• _Figure record listings_
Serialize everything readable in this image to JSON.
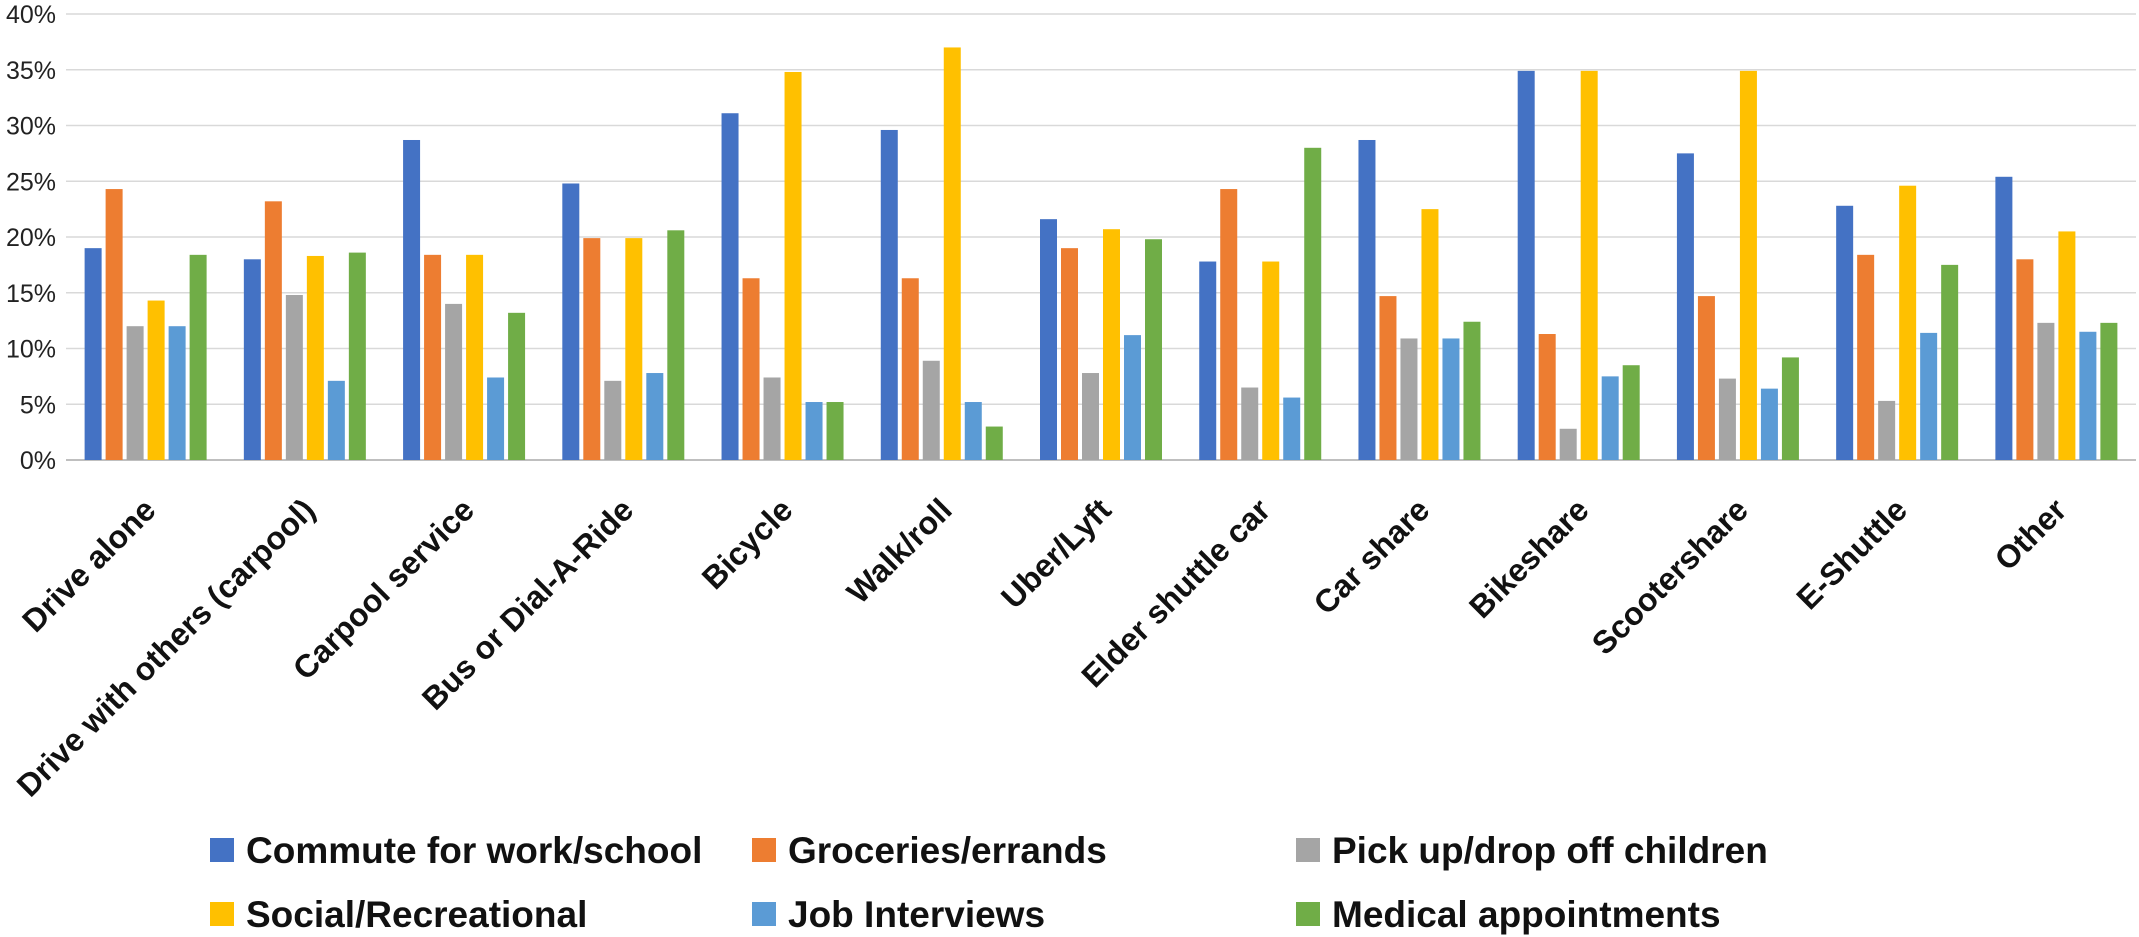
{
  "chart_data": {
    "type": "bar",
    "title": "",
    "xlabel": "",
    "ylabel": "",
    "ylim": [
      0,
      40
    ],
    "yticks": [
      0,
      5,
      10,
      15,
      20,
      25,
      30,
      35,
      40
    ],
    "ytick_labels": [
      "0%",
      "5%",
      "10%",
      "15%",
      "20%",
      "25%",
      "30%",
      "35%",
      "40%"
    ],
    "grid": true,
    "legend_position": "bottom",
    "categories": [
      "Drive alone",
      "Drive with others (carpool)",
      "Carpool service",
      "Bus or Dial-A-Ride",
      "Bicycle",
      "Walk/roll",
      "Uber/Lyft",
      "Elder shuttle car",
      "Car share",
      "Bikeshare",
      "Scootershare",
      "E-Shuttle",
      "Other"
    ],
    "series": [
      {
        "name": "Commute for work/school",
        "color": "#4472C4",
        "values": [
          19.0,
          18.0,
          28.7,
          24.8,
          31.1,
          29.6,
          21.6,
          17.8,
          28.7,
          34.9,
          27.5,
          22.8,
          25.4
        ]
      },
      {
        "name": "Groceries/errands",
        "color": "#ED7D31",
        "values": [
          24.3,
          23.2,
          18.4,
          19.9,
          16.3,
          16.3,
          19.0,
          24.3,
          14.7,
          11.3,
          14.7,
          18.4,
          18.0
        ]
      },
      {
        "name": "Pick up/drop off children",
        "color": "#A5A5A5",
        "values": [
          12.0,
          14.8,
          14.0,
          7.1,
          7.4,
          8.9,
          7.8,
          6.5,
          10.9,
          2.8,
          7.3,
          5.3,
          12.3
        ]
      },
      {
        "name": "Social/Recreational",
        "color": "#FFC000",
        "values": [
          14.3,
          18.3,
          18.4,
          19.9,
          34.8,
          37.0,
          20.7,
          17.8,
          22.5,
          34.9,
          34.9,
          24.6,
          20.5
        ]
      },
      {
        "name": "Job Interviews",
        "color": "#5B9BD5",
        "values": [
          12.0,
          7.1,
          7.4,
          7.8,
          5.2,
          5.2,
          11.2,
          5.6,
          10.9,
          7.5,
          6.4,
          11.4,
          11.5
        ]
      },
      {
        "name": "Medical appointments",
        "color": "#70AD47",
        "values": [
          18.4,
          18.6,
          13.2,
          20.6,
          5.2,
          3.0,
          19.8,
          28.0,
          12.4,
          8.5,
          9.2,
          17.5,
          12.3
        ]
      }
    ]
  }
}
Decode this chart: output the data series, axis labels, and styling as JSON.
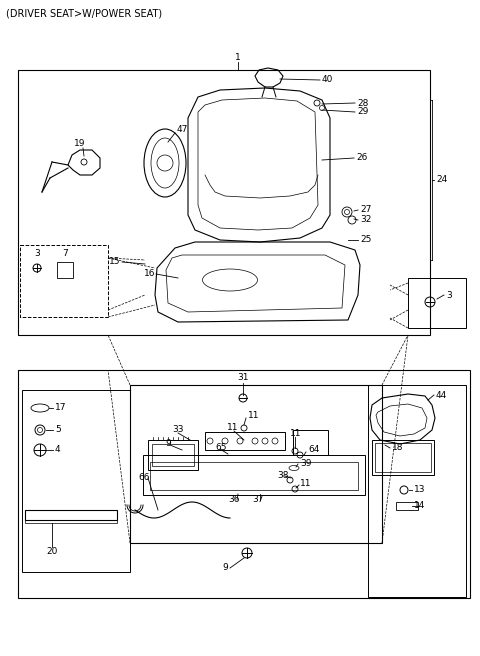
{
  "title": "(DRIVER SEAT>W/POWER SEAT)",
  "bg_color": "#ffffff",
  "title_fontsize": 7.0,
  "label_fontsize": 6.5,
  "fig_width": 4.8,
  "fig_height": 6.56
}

• _THE PROBLEM_
Each line from the one that contains "Decode this chart: output" through the end of the records should be restated exactly; include both end lines and leave any pictures out.

• _WRITTEN RESPONSE_
Decode this chart: output the data series, axis labels, and styling as JSON.
{
  "title": "(DRIVER SEAT>W/POWER SEAT)",
  "bg_color": "#ffffff",
  "title_fontsize": 7.0,
  "label_fontsize": 6.5,
  "fig_width": 4.8,
  "fig_height": 6.56
}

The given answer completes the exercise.